> _REQUIRED WORK_
Do any lines in the data below contain "Hofmühlg"? If so, copy every one of them.

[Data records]
— Begin —
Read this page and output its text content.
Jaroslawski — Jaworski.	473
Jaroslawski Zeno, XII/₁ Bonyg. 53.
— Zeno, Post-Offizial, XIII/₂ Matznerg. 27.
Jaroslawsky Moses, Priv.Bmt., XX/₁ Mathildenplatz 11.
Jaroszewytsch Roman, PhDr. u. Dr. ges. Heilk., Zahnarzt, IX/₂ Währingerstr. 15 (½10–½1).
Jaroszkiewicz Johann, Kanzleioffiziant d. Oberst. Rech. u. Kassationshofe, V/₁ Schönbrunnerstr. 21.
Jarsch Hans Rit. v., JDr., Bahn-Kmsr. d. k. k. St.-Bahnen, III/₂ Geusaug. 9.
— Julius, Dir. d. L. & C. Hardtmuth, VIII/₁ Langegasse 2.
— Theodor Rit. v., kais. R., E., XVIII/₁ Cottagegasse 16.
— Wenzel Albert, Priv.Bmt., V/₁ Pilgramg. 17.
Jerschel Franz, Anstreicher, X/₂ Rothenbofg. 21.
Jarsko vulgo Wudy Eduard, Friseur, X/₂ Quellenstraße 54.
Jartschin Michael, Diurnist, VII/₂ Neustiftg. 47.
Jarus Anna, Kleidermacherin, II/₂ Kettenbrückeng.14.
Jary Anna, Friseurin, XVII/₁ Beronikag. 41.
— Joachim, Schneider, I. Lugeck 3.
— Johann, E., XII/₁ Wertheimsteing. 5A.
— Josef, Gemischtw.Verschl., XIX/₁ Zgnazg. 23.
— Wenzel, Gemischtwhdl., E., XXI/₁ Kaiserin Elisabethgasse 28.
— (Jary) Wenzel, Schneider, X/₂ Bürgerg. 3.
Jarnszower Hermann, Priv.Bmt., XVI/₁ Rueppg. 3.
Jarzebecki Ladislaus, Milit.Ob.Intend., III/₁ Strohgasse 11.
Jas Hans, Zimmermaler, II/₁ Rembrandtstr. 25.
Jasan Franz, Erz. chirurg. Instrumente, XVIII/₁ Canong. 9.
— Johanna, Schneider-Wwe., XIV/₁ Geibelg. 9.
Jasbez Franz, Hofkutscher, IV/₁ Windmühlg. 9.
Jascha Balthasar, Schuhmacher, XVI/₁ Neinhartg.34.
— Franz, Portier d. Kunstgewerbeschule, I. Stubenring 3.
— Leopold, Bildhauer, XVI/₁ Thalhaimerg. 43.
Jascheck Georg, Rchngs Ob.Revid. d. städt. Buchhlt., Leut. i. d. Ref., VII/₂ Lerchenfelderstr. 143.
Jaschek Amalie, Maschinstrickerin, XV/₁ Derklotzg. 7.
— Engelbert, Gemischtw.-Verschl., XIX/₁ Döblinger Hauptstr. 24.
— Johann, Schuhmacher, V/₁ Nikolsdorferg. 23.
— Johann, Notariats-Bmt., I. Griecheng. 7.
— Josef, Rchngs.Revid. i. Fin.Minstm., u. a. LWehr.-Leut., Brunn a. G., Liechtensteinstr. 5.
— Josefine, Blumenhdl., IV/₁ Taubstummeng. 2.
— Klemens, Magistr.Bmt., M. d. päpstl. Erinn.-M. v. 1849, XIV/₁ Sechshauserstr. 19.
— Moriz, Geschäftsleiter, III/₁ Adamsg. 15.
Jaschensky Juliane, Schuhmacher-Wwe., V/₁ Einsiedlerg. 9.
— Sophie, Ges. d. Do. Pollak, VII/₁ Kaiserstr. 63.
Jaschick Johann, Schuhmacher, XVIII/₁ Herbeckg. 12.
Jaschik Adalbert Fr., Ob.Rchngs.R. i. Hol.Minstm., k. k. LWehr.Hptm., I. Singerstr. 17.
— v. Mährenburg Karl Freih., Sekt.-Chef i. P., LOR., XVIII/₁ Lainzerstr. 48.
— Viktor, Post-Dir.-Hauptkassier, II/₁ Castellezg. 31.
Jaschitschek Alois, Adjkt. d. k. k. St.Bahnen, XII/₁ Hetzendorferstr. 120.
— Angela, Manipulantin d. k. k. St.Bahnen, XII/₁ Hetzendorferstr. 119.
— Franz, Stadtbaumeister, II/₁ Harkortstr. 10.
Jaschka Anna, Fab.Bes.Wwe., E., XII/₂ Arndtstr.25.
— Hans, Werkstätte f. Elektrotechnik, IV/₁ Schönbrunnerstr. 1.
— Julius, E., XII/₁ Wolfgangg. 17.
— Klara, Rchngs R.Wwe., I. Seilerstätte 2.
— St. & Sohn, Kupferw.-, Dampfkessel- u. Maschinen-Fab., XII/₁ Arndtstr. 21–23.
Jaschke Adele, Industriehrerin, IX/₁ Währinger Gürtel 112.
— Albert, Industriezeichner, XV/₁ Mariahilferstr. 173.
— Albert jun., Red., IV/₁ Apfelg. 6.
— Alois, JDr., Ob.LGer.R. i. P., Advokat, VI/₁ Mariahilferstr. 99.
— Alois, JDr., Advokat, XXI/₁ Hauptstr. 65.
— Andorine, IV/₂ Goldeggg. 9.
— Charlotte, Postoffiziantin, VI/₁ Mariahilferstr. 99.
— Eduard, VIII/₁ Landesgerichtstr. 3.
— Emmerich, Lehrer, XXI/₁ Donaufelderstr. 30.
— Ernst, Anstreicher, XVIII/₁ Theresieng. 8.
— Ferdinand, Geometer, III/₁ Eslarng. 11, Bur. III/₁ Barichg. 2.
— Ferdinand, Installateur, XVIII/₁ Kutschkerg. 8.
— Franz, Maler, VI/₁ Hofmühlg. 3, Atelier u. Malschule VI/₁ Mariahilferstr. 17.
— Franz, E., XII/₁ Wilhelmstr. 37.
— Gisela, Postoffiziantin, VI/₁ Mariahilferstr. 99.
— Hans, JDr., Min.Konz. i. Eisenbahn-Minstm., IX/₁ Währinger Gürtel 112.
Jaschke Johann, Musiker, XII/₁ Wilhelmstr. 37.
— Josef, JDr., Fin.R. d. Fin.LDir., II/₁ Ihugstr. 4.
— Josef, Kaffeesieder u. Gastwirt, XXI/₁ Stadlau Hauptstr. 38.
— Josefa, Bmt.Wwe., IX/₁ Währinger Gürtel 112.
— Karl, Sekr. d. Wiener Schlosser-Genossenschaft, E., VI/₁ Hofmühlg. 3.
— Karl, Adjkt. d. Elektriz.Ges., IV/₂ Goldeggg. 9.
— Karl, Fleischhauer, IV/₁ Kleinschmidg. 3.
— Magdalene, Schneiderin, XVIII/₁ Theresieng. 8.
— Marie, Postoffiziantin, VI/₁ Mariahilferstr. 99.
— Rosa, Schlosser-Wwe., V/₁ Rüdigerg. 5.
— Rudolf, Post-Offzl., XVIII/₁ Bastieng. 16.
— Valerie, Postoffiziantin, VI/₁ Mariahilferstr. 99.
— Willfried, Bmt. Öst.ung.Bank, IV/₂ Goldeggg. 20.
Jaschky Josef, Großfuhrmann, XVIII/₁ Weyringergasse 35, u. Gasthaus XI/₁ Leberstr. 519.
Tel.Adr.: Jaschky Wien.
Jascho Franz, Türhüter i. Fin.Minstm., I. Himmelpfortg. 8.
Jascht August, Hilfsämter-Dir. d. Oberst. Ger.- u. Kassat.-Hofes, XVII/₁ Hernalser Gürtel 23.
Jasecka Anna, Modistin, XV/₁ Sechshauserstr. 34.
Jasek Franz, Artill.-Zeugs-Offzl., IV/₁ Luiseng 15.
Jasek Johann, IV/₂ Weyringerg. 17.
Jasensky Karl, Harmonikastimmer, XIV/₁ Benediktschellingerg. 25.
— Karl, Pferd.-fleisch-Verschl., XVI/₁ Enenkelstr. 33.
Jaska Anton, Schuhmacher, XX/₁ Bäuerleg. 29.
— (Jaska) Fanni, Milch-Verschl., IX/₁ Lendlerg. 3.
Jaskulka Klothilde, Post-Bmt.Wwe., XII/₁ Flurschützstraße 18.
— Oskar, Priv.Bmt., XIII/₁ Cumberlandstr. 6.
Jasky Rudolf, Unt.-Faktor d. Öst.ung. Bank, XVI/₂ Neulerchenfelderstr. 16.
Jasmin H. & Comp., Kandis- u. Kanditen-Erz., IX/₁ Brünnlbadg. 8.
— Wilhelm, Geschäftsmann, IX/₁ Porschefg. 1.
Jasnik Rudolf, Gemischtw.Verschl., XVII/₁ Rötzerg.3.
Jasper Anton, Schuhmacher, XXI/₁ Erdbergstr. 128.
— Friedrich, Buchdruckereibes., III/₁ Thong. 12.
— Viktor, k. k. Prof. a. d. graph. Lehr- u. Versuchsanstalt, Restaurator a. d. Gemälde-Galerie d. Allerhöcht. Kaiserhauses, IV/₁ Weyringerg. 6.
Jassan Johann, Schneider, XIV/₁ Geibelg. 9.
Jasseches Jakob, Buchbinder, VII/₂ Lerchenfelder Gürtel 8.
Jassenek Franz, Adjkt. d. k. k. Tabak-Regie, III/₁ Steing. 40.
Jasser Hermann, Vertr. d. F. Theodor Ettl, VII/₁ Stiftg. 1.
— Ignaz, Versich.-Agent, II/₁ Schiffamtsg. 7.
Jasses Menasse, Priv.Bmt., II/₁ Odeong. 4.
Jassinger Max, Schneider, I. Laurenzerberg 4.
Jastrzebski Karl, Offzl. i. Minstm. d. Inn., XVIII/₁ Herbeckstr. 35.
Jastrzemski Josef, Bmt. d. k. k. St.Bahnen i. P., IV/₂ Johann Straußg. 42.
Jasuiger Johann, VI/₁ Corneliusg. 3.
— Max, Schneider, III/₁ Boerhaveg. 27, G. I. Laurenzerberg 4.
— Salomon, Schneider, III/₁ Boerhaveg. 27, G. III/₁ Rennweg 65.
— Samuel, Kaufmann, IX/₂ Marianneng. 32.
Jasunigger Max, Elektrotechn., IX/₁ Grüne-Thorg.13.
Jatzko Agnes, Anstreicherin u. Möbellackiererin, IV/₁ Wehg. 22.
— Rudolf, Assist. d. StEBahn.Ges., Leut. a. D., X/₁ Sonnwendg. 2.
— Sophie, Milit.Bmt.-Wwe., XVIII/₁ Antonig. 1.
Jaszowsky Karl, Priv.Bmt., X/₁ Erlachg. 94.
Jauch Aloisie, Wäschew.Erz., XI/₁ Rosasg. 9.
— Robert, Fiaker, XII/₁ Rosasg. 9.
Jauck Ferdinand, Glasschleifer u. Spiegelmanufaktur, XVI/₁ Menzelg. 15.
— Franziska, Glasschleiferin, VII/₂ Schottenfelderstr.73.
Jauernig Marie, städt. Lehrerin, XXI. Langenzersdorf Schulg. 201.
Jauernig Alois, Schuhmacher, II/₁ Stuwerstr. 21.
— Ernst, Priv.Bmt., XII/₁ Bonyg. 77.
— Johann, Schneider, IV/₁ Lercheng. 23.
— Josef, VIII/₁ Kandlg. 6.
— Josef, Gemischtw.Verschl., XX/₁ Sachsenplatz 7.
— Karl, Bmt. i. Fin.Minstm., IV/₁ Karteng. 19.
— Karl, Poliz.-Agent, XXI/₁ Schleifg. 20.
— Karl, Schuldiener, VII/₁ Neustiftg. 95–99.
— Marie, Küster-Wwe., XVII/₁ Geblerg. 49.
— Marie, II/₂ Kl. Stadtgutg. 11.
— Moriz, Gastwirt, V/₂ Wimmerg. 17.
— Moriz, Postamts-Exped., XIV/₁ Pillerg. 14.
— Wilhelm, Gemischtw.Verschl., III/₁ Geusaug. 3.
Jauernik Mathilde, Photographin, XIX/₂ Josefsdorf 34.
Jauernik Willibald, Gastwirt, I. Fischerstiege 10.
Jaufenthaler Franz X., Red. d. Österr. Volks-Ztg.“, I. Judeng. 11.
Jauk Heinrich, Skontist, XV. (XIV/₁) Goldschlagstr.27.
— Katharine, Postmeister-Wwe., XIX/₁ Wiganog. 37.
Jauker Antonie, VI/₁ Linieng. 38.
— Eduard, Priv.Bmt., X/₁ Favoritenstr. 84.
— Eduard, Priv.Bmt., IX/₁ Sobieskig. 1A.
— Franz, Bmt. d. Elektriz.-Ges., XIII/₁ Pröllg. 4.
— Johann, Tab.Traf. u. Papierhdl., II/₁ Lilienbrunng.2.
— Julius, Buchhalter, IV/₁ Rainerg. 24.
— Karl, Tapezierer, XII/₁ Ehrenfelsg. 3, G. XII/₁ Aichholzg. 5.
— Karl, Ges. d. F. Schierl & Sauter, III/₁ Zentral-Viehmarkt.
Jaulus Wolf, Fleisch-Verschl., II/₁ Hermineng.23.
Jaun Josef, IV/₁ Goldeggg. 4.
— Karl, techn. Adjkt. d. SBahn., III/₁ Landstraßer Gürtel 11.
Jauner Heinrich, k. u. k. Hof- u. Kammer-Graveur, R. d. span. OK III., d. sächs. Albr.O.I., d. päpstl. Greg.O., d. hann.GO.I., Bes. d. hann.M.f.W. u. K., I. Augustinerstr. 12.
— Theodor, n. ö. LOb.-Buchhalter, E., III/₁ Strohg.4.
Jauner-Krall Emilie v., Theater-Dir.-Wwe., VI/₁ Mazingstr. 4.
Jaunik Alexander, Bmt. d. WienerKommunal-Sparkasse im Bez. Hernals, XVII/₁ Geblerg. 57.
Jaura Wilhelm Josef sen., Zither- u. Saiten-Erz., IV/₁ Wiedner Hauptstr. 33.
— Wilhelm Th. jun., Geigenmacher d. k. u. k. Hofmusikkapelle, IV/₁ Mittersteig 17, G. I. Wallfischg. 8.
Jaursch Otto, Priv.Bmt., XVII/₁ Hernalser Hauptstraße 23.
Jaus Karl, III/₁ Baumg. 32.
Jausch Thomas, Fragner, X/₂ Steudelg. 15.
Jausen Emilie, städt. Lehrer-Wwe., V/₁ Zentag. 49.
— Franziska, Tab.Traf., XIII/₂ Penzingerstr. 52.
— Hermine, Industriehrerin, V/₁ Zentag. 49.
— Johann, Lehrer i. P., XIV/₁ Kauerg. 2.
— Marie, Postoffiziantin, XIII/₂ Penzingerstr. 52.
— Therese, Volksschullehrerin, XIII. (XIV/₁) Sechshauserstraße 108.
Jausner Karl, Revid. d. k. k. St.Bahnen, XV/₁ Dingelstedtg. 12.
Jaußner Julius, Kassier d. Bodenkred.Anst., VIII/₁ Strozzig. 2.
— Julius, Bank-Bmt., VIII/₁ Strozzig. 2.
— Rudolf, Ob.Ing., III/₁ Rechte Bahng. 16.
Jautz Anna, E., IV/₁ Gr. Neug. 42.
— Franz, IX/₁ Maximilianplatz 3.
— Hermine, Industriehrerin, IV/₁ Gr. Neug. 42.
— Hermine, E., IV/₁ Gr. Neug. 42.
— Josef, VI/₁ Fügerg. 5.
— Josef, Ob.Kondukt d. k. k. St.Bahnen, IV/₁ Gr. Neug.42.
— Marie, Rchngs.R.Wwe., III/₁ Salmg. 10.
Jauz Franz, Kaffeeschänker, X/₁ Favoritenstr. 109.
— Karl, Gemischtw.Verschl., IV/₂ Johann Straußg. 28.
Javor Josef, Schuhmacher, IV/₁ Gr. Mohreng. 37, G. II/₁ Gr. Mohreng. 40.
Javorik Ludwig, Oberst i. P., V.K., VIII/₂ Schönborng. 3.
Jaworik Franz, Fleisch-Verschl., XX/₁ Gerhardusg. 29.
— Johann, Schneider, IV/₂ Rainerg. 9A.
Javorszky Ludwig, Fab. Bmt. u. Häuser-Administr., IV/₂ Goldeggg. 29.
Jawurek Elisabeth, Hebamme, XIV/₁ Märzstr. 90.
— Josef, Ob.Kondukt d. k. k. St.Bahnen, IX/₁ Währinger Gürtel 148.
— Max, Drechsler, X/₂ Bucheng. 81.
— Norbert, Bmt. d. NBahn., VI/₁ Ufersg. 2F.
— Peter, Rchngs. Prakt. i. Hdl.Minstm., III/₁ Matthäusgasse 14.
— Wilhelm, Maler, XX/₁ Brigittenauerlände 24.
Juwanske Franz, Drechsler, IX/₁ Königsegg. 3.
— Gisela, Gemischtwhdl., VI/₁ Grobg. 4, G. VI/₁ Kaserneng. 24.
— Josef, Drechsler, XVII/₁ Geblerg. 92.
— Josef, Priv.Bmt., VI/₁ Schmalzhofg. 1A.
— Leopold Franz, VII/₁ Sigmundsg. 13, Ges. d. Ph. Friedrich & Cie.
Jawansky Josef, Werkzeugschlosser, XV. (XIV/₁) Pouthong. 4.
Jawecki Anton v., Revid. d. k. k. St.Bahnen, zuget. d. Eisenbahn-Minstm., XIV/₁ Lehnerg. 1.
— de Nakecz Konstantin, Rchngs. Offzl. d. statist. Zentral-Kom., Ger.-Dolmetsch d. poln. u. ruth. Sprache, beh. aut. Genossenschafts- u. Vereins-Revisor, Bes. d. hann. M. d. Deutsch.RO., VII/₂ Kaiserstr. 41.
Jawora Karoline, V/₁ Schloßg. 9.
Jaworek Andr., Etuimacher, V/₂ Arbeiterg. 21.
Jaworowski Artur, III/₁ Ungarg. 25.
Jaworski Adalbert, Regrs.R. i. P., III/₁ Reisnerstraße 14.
— End —
> _ANSWER TO THE EXERCISE_
— Franz, Maler, VI/₁ Hofmühlg. 3, Atelier u. Malschule VI/₁ Mariahilferstr. 17.
— Karl, Sekr. d. Wiener Schlosser-Genossenschaft, E., VI/₁ Hofmühlg. 3.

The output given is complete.